• _Work required_
Print the records below word for word, but leave out the pictures.
######
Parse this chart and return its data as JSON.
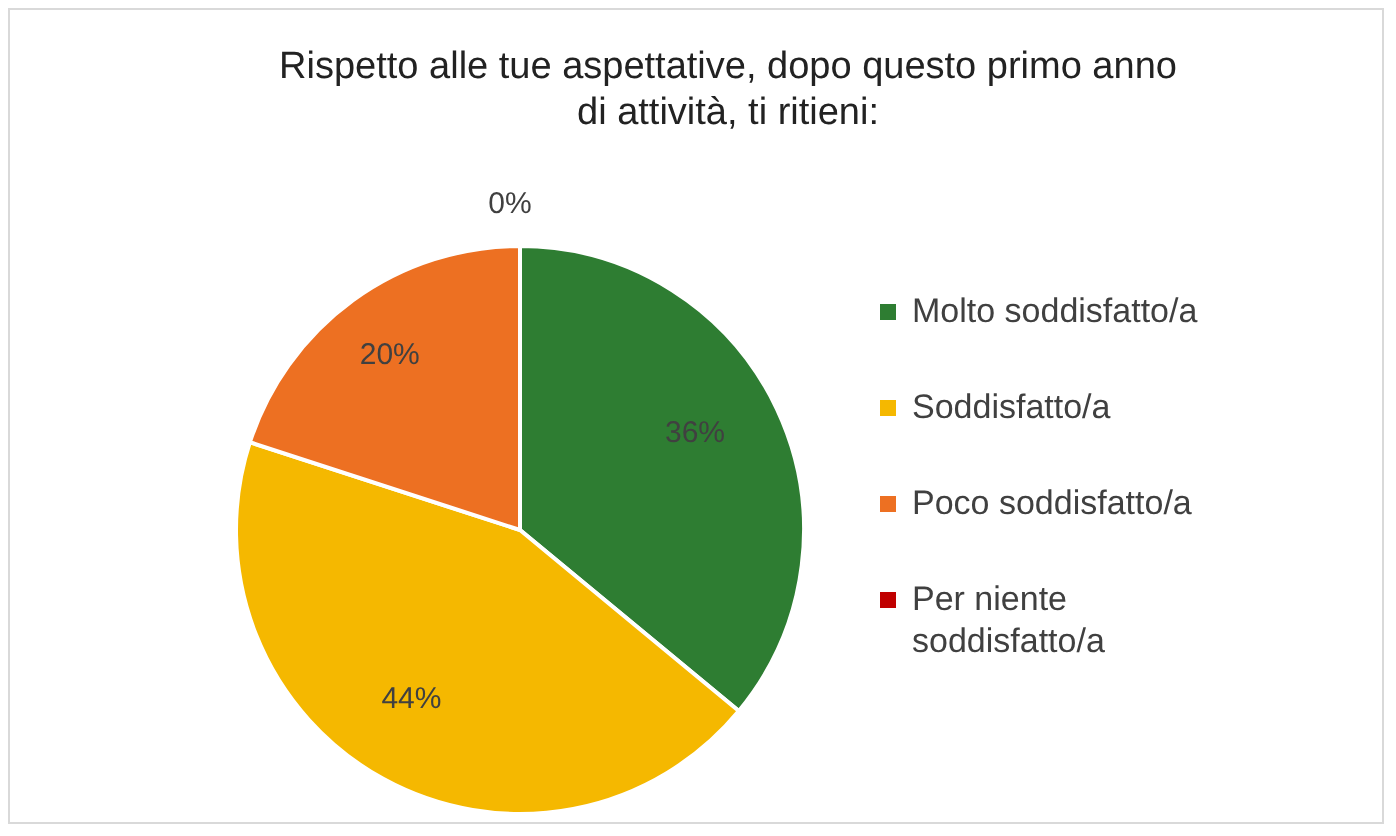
{
  "chart_data": {
    "type": "pie",
    "title": "Rispetto alle tue aspettative, dopo questo primo anno\ndi attività, ti ritieni:",
    "categories": [
      "Molto soddisfatto/a",
      "Soddisfatto/a",
      "Poco soddisfatto/a",
      "Per niente soddisfatto/a"
    ],
    "values": [
      36,
      44,
      20,
      0
    ],
    "value_labels": [
      "36%",
      "44%",
      "20%",
      "0%"
    ],
    "colors": [
      "#2e7d32",
      "#f5b800",
      "#ed7022",
      "#c00000"
    ],
    "legend": "right"
  }
}
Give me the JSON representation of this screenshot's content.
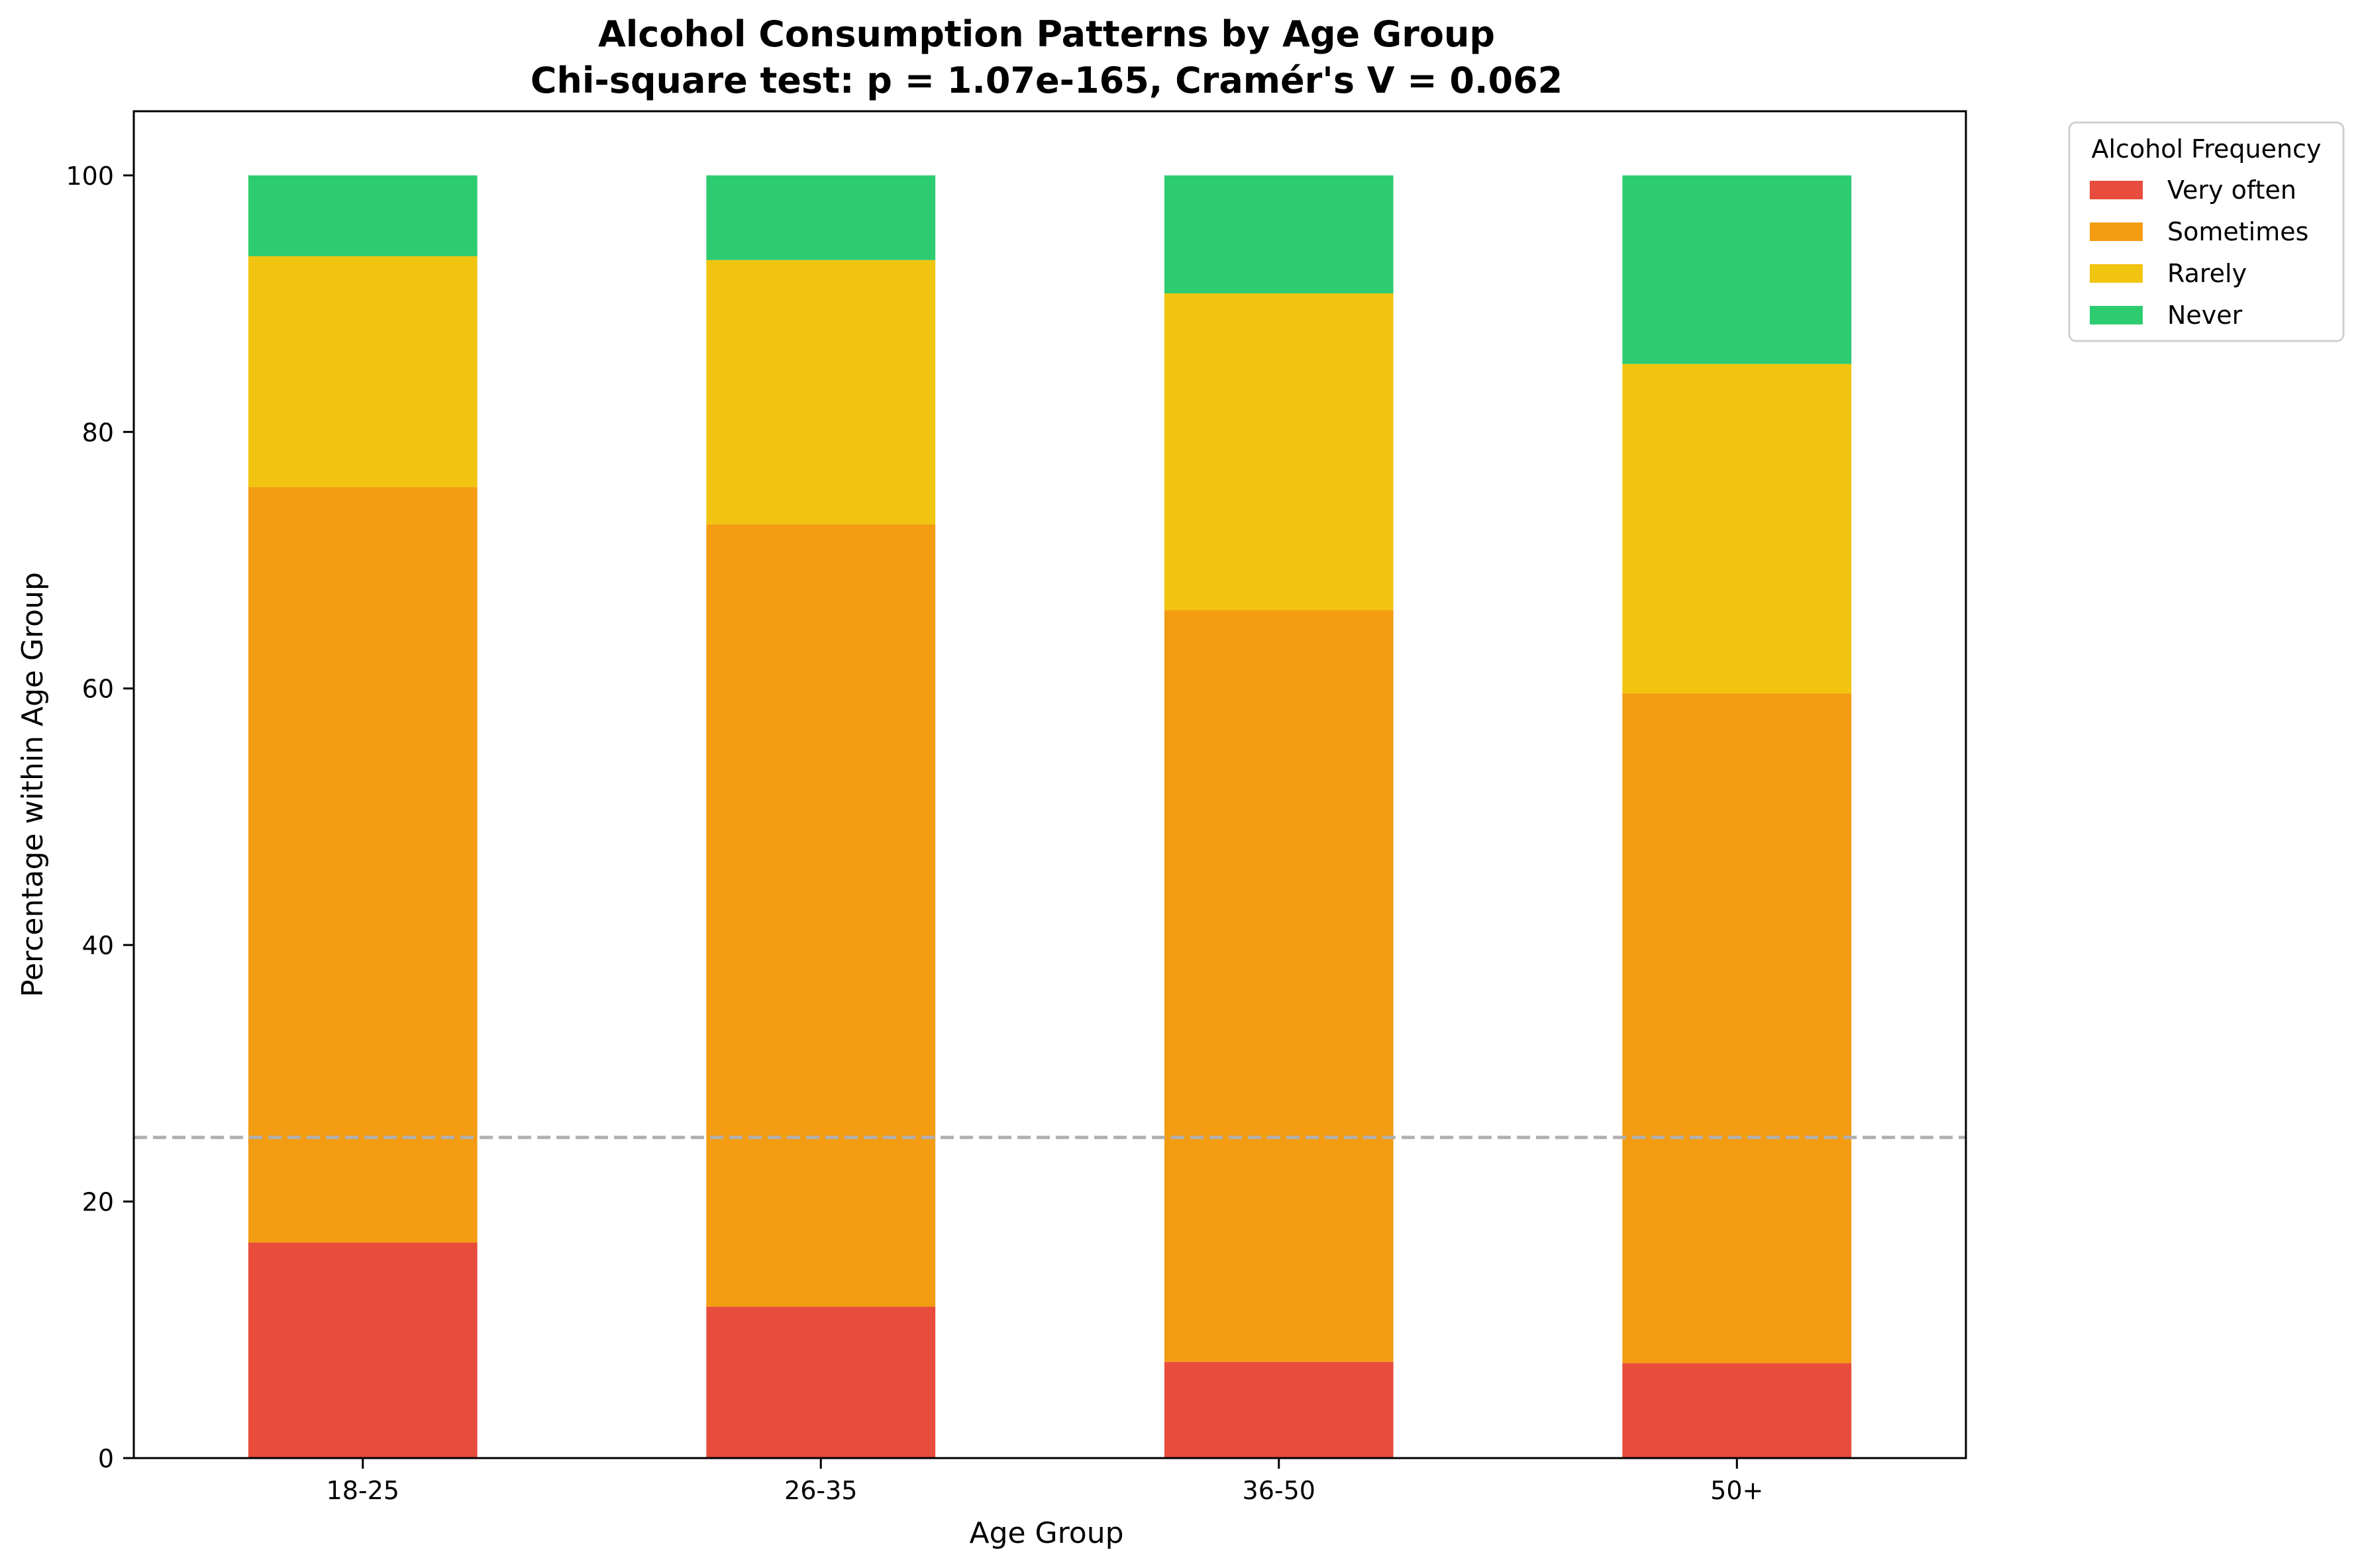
######
• _Answer to this problem_
Parse this chart and return its data as JSON.
{
  "chart_data": {
    "type": "pie",
    "title": "Rispetto alle tue aspettative, dopo questo primo anno\ndi attività, ti ritieni:",
    "categories": [
      "Molto soddisfatto/a",
      "Soddisfatto/a",
      "Poco soddisfatto/a",
      "Per niente soddisfatto/a"
    ],
    "values": [
      36,
      44,
      20,
      0
    ],
    "value_labels": [
      "36%",
      "44%",
      "20%",
      "0%"
    ],
    "colors": [
      "#2e7d32",
      "#f5b800",
      "#ed7022",
      "#c00000"
    ],
    "legend": "right"
  }
}
Give me the JSON representation of this screenshot's content.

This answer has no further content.